● Exercise materials:
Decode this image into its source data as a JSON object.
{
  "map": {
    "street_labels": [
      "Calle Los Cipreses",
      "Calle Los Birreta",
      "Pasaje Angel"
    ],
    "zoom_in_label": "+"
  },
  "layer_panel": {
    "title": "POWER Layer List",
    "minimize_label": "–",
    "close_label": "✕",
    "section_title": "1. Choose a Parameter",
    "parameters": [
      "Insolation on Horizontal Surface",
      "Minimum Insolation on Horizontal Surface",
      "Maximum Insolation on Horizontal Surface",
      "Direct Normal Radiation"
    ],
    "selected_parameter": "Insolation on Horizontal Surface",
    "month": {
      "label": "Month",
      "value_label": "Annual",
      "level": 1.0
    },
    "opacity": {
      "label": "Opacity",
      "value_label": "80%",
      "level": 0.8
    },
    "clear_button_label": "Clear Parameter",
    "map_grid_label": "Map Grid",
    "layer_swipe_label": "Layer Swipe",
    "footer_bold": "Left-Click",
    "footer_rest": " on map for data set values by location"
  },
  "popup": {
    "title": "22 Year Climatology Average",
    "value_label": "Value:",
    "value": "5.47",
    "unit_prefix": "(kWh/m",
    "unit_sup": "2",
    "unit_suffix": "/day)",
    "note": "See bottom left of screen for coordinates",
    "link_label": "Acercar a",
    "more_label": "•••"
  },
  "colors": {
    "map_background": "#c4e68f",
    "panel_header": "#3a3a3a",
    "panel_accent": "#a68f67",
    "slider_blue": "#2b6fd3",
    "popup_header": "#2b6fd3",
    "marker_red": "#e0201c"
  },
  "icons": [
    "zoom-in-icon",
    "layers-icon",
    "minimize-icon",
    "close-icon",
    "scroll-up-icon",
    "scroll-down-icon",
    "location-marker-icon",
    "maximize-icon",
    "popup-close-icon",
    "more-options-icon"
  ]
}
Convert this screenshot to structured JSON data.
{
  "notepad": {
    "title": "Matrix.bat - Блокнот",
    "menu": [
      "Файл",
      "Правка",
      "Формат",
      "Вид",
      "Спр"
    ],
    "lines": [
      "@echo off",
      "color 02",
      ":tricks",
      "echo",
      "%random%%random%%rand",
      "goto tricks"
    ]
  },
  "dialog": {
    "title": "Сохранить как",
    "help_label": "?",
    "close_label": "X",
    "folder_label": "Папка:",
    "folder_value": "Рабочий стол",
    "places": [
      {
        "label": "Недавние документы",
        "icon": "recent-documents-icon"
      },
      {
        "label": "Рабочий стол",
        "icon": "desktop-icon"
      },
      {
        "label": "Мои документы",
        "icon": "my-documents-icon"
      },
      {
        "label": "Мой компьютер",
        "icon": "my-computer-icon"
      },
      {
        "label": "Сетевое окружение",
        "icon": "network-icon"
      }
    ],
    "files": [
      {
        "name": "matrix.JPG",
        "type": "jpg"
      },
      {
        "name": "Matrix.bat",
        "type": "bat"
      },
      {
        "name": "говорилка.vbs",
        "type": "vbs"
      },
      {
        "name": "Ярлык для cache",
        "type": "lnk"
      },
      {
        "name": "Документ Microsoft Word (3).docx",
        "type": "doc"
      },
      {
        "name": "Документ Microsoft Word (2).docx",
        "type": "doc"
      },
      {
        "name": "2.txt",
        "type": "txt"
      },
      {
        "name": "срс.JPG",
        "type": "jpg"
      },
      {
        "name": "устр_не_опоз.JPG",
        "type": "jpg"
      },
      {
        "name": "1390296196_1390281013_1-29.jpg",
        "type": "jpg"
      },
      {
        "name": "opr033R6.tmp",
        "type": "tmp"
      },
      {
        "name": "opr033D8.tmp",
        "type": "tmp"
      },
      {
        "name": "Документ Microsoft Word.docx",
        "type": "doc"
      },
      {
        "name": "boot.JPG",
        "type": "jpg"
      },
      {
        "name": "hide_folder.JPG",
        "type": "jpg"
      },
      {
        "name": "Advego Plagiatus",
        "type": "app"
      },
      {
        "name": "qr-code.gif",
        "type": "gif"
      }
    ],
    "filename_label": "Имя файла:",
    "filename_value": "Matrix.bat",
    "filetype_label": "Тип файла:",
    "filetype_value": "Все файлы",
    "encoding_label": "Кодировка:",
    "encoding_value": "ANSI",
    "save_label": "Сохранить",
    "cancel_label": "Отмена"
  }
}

● Problem requirements: Return all of the above records exactly, leaving no line out.

● Result:
Decode this image into its source data as a JSON object.
{
  "map": {
    "street_labels": [
      "Calle Los Cipreses",
      "Calle Los Birreta",
      "Pasaje Angel"
    ],
    "zoom_in_label": "+"
  },
  "layer_panel": {
    "title": "POWER Layer List",
    "minimize_label": "–",
    "close_label": "✕",
    "section_title": "1. Choose a Parameter",
    "parameters": [
      "Insolation on Horizontal Surface",
      "Minimum Insolation on Horizontal Surface",
      "Maximum Insolation on Horizontal Surface",
      "Direct Normal Radiation"
    ],
    "selected_parameter": "Insolation on Horizontal Surface",
    "month": {
      "label": "Month",
      "value_label": "Annual",
      "level": 1.0
    },
    "opacity": {
      "label": "Opacity",
      "value_label": "80%",
      "level": 0.8
    },
    "clear_button_label": "Clear Parameter",
    "map_grid_label": "Map Grid",
    "layer_swipe_label": "Layer Swipe",
    "footer_bold": "Left-Click",
    "footer_rest": " on map for data set values by location"
  },
  "popup": {
    "title": "22 Year Climatology Average",
    "value_label": "Value:",
    "value": "5.47",
    "unit_prefix": "(kWh/m",
    "unit_sup": "2",
    "unit_suffix": "/day)",
    "note": "See bottom left of screen for coordinates",
    "link_label": "Acercar a",
    "more_label": "•••"
  },
  "colors": {
    "map_background": "#c4e68f",
    "panel_header": "#3a3a3a",
    "panel_accent": "#a68f67",
    "slider_blue": "#2b6fd3",
    "popup_header": "#2b6fd3",
    "marker_red": "#e0201c"
  },
  "icons": [
    "zoom-in-icon",
    "layers-icon",
    "minimize-icon",
    "close-icon",
    "scroll-up-icon",
    "scroll-down-icon",
    "location-marker-icon",
    "maximize-icon",
    "popup-close-icon",
    "more-options-icon"
  ]
}
Convert this screenshot to structured JSON data.
{
  "notepad": {
    "title": "Matrix.bat - Блокнот",
    "menu": [
      "Файл",
      "Правка",
      "Формат",
      "Вид",
      "Спр"
    ],
    "lines": [
      "@echo off",
      "color 02",
      ":tricks",
      "echo",
      "%random%%random%%rand",
      "goto tricks"
    ]
  },
  "dialog": {
    "title": "Сохранить как",
    "help_label": "?",
    "close_label": "X",
    "folder_label": "Папка:",
    "folder_value": "Рабочий стол",
    "places": [
      {
        "label": "Недавние документы",
        "icon": "recent-documents-icon"
      },
      {
        "label": "Рабочий стол",
        "icon": "desktop-icon"
      },
      {
        "label": "Мои документы",
        "icon": "my-documents-icon"
      },
      {
        "label": "Мой компьютер",
        "icon": "my-computer-icon"
      },
      {
        "label": "Сетевое окружение",
        "icon": "network-icon"
      }
    ],
    "files": [
      {
        "name": "matrix.JPG",
        "type": "jpg"
      },
      {
        "name": "Matrix.bat",
        "type": "bat"
      },
      {
        "name": "говорилка.vbs",
        "type": "vbs"
      },
      {
        "name": "Ярлык для cache",
        "type": "lnk"
      },
      {
        "name": "Документ Microsoft Word (3).docx",
        "type": "doc"
      },
      {
        "name": "Документ Microsoft Word (2).docx",
        "type": "doc"
      },
      {
        "name": "2.txt",
        "type": "txt"
      },
      {
        "name": "срс.JPG",
        "type": "jpg"
      },
      {
        "name": "устр_не_опоз.JPG",
        "type": "jpg"
      },
      {
        "name": "1390296196_1390281013_1-29.jpg",
        "type": "jpg"
      },
      {
        "name": "opr033R6.tmp",
        "type": "tmp"
      },
      {
        "name": "opr033D8.tmp",
        "type": "tmp"
      },
      {
        "name": "Документ Microsoft Word.docx",
        "type": "doc"
      },
      {
        "name": "boot.JPG",
        "type": "jpg"
      },
      {
        "name": "hide_folder.JPG",
        "type": "jpg"
      },
      {
        "name": "Advego Plagiatus",
        "type": "app"
      },
      {
        "name": "qr-code.gif",
        "type": "gif"
      }
    ],
    "filename_label": "Имя файла:",
    "filename_value": "Matrix.bat",
    "filetype_label": "Тип файла:",
    "filetype_value": "Все файлы",
    "encoding_label": "Кодировка:",
    "encoding_value": "ANSI",
    "save_label": "Сохранить",
    "cancel_label": "Отмена"
  }
}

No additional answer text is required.